§ **Source**
──────
UK Court Throws Out Billionaire’s Defamation Lawsuit
In Adelson v. Anderson, [2011] EWHC 2497 (QB), the High Court of Justice, Queen’s Bench Division, in London granted UNITE HERE’s application to strike out in their entirety Sheldon Adelson’s and Las Vegas Sands Inc’s defamation claims against UNITE HERE and its Director of International Affairs, Debbie Anderson. The Court also ordered Adelson and Las Vegas Sands to pay the defendants’ attorney’s costs of defending the claims. The action arose out of a presentation made by Anderson at a “fringe” (breakout) meeting of about 100 people held in conjunction with a Labour Party congress in 2004. Anderson described various aspects of Sheldon Adelson’s and Las Vegas Sands’ history, including unsuccessful litigation against UNITE HERE’s Las Vegas affiliates, Culinary Workers Union Local 226 and Bartenders Union Local 165. The presentation also raised matters relating to the business practices of Adelson’s flagship Las Vegas hotel, the Venetian, including a Nevada Gaming Commission fine against the Venetian for rigging games in 2004. Some fifteen months after Ms. Anderson gave her presentation, Adelson and Las Vegas Sands sued UNITE HERE and Anderson in the UK for defamation. In dismissing the case, the Court agreed that Adelson lacked of real interest in pursuing it in light of the long delays in bringing and prosecuting it, concluding that “what is now at stake in this action does not justify the deployment of [the Court’s] resources.”
──────
§ **Information provided**
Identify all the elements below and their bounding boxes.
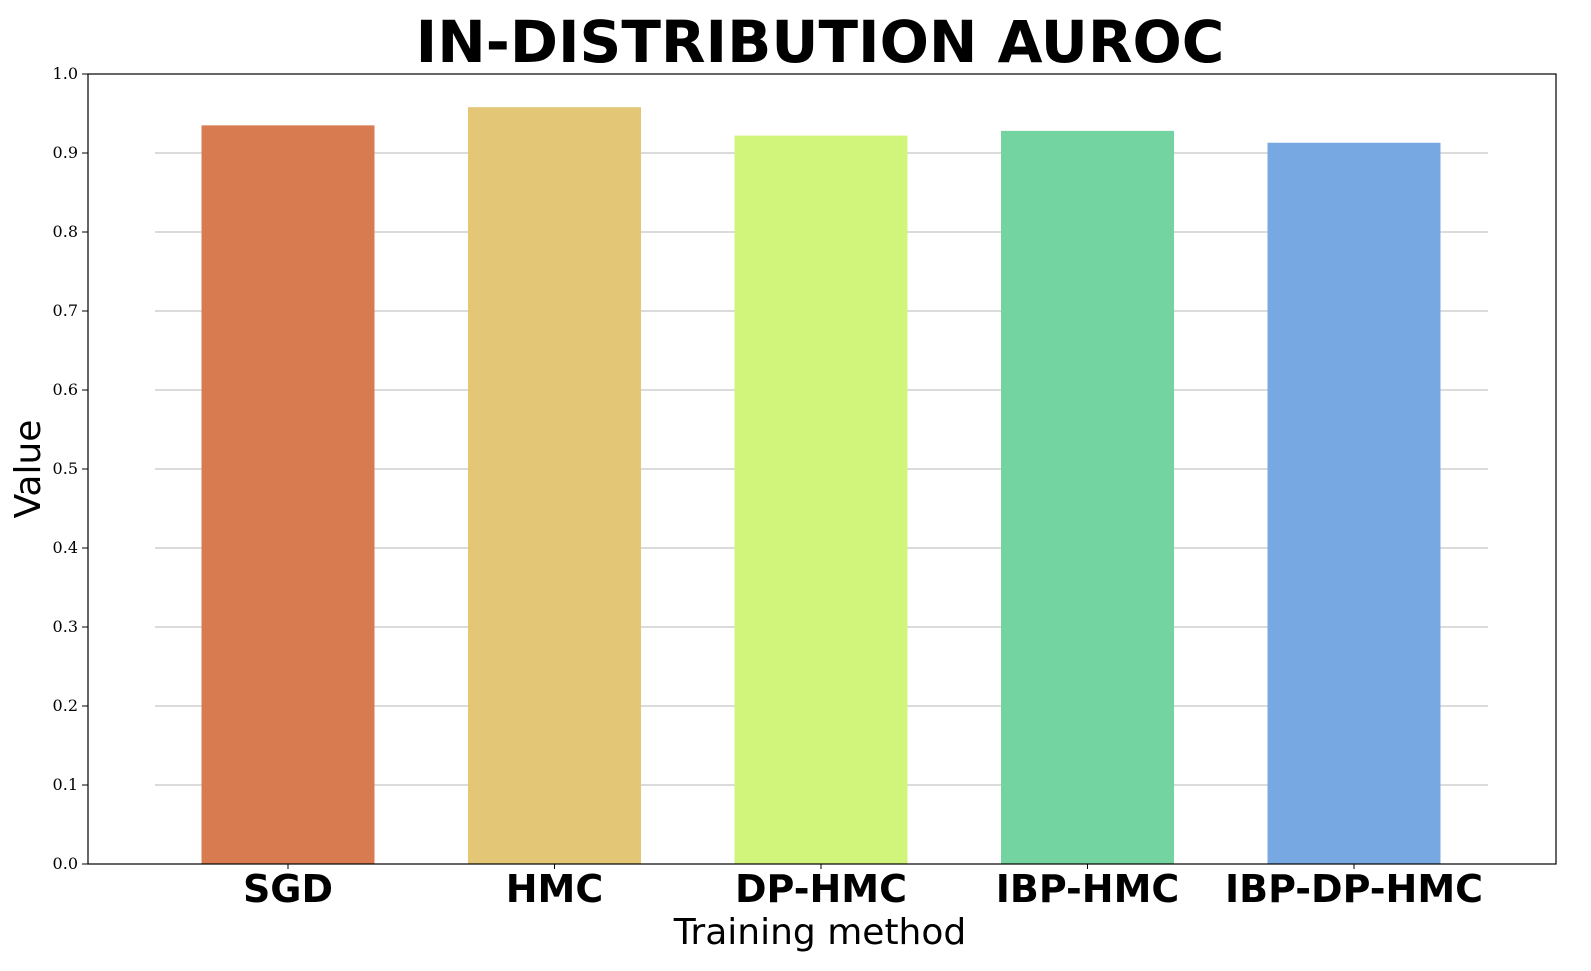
──────
§ **Task directions**
According to the article on the defamation lawsuit, how long after Anderson's presentation did Adelson and Las Vegas Sands sue? Nothing in the data is needed here.

§ **Exercise output**
Some fifteen months after it.